═══ EXCERPTED RECORDS ═══

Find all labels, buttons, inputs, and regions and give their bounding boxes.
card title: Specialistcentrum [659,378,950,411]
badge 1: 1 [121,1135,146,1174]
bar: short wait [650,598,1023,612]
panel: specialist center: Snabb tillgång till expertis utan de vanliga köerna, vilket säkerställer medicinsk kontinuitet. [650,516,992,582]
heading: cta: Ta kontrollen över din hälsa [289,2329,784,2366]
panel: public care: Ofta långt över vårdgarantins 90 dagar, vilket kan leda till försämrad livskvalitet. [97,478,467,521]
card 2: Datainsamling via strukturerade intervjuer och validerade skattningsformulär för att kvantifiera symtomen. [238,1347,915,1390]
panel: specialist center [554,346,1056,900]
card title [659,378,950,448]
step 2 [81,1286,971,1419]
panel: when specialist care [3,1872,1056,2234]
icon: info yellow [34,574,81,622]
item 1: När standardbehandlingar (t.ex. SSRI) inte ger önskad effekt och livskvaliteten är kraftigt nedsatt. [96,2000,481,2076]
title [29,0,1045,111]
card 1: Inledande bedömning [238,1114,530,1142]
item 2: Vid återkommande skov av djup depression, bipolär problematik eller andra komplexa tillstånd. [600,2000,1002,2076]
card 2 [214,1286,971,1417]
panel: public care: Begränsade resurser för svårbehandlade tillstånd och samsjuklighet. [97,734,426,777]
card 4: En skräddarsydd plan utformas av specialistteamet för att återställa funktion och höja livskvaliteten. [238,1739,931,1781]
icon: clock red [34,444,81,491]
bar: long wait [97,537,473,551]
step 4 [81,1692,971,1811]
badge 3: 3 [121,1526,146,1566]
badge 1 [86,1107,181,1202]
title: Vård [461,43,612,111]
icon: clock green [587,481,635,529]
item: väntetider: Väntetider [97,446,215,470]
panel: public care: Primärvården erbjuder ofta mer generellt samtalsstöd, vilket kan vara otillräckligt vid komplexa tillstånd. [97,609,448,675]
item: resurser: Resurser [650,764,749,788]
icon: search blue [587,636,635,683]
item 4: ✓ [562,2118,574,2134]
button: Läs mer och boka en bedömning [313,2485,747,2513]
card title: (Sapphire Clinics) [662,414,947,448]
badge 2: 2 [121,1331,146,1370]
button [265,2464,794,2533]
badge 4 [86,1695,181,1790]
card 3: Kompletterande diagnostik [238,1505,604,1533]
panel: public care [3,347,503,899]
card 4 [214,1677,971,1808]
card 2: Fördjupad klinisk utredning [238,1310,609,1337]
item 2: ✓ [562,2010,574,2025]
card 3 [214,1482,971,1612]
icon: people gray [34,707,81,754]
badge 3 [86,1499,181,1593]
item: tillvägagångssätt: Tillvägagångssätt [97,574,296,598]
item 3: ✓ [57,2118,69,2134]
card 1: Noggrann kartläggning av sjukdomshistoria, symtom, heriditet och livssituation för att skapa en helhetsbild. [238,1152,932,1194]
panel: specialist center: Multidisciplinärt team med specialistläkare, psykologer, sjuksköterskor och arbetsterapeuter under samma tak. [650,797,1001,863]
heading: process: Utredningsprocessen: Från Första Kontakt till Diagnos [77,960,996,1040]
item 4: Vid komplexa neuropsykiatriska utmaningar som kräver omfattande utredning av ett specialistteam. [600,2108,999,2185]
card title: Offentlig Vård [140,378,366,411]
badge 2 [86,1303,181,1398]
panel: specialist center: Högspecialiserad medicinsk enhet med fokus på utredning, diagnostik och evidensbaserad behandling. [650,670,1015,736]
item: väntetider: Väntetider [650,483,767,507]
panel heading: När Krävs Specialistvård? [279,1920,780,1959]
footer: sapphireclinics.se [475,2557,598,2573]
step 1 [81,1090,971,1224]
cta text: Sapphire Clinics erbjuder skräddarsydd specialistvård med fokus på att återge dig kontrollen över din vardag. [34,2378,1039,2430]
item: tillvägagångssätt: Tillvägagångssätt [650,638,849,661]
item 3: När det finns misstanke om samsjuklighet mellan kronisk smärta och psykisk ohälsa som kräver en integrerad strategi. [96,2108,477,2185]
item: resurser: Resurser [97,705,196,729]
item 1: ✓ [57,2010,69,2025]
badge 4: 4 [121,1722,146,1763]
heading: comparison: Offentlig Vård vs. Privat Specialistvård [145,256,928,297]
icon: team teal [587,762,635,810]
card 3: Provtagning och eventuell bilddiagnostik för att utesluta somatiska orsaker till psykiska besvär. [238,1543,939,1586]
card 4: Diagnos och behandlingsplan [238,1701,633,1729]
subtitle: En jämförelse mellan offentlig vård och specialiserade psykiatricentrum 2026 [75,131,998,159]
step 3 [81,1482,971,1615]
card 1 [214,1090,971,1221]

═══

§ **SET TASK**: Rewrite every line of the records above as a Markdown table with two columns, Row and Line. Number the rows in order and leave out blank lines.

§ **OUTPUT BELOW**:
| Row | Line |
|---|---|
| 1 | Find all labels, buttons, inputs, and regions and give their bounding boxes. |
| 2 | card title: Specialistcentrum [659,378,950,411] |
| 3 | badge 1: 1 [121,1135,146,1174] |
| 4 | bar: short wait [650,598,1023,612] |
| 5 | panel: specialist center: Snabb tillgång till expertis utan de vanliga köerna, vilket säkerställer medicinsk kontinuitet. [650,516,992,582] |
| 6 | heading: cta: Ta kontrollen över din hälsa [289,2329,784,2366] |
| 7 | panel: public care: Ofta långt över vårdgarantins 90 dagar, vilket kan leda till försämrad livskvalitet. [97,478,467,521] |
| 8 | card 2: Datainsamling via strukturerade intervjuer och validerade skattningsformulär för att kvantifiera symtomen. [238,1347,915,1390] |
| 9 | panel: specialist center [554,346,1056,900] |
| 10 | card title [659,378,950,448] |
| 11 | step 2 [81,1286,971,1419] |
| 12 | panel: when specialist care [3,1872,1056,2234] |
| 13 | icon: info yellow [34,574,81,622] |
| 14 | item 1: När standardbehandlingar (t.ex. SSRI) inte ger önskad effekt och livskvaliteten är kraftigt nedsatt. [96,2000,481,2076] |
| 15 | title [29,0,1045,111] |
| 16 | card 1: Inledande bedömning [238,1114,530,1142] |
| 17 | item 2: Vid återkommande skov av djup depression, bipolär problematik eller andra komplexa tillstånd. [600,2000,1002,2076] |
| 18 | card 2 [214,1286,971,1417] |
| 19 | panel: public care: Begränsade resurser för svårbehandlade tillstånd och samsjuklighet. [97,734,426,777] |
| 20 | card 4: En skräddarsydd plan utformas av specialistteamet för att återställa funktion och höja livskvaliteten. [238,1739,931,1781] |
| 21 | icon: clock red [34,444,81,491] |
| 22 | bar: long wait [97,537,473,551] |
| 23 | step 4 [81,1692,971,1811] |
| 24 | badge 3: 3 [121,1526,146,1566] |
| 25 | badge 1 [86,1107,181,1202] |
| 26 | title: Vård [461,43,612,111] |
| 27 | icon: clock green [587,481,635,529] |
| 28 | item: väntetider: Väntetider [97,446,215,470] |
| 29 | panel: public care: Primärvården erbjuder ofta mer generellt samtalsstöd, vilket kan vara otillräckligt vid komplexa tillstånd. [97,609,448,675] |
| 30 | item: resurser: Resurser [650,764,749,788] |
| 31 | icon: search blue [587,636,635,683] |
| 32 | item 4: ✓ [562,2118,574,2134] |
| 33 | button: Läs mer och boka en bedömning [313,2485,747,2513] |
| 34 | card title: (Sapphire Clinics) [662,414,947,448] |
| 35 | badge 2: 2 [121,1331,146,1370] |
| 36 | button [265,2464,794,2533] |
| 37 | badge 4 [86,1695,181,1790] |
| 38 | card 3: Kompletterande diagnostik [238,1505,604,1533] |
| 39 | panel: public care [3,347,503,899] |
| 40 | card 4 [214,1677,971,1808] |
| 41 | card 2: Fördjupad klinisk utredning [238,1310,609,1337] |
| 42 | item 2: ✓ [562,2010,574,2025] |
| 43 | card 3 [214,1482,971,1612] |
| 44 | icon: people gray [34,707,81,754] |
| 45 | badge 3 [86,1499,181,1593] |
| 46 | item: tillvägagångssätt: Tillvägagångssätt [97,574,296,598] |
| 47 | item 3: ✓ [57,2118,69,2134] |
| 48 | card 1: Noggrann kartläggning av sjukdomshistoria, symtom, heriditet och livssituation för att skapa en helhetsbild. [238,1152,932,1194] |
| 49 | panel: specialist center: Multidisciplinärt team med specialistläkare, psykologer, sjuksköterskor och arbetsterapeuter under samma tak. [650,797,1001,863] |
| 50 | heading: process: Utredningsprocessen: Från Första Kontakt till Diagnos [77,960,996,1040] |
| 51 | item 4: Vid komplexa neuropsykiatriska utmaningar som kräver omfattande utredning av ett specialistteam. [600,2108,999,2185] |
| 52 | card title: Offentlig Vård [140,378,366,411] |
| 53 | badge 2 [86,1303,181,1398] |
| 54 | panel: specialist center: Högspecialiserad medicinsk enhet med fokus på utredning, diagnostik och evidensbaserad behandling. [650,670,1015,736] |
| 55 | item: väntetider: Väntetider [650,483,767,507] |
| 56 | panel heading: När Krävs Specialistvård? [279,1920,780,1959] |
| 57 | footer: sapphireclinics.se [475,2557,598,2573] |
| 58 | step 1 [81,1090,971,1224] |
| 59 | cta text: Sapphire Clinics erbjuder skräddarsydd specialistvård med fokus på att återge dig kontrollen över din vardag. [34,2378,1039,2430] |
| 60 | item: tillvägagångssätt: Tillvägagångssätt [650,638,849,661] |
| 61 | item 3: När det finns misstanke om samsjuklighet mellan kronisk smärta och psykisk ohälsa som kräver en integrerad strategi. [96,2108,477,2185] |
| 62 | item: resurser: Resurser [97,705,196,729] |
| 63 | item 1: ✓ [57,2010,69,2025] |
| 64 | badge 4: 4 [121,1722,146,1763] |
| 65 | heading: comparison: Offentlig Vård vs. Privat Specialistvård [145,256,928,297] |
| 66 | icon: team teal [587,762,635,810] |
| 67 | card 3: Provtagning och eventuell bilddiagnostik för att utesluta somatiska orsaker till psykiska besvär. [238,1543,939,1586] |
| 68 | card 4: Diagnos och behandlingsplan [238,1701,633,1729] |
| 69 | subtitle: En jämförelse mellan offentlig vård och specialiserade psykiatricentrum 2026 [75,131,998,159] |
| 70 | step 3 [81,1482,971,1615] |
| 71 | card 1 [214,1090,971,1221] |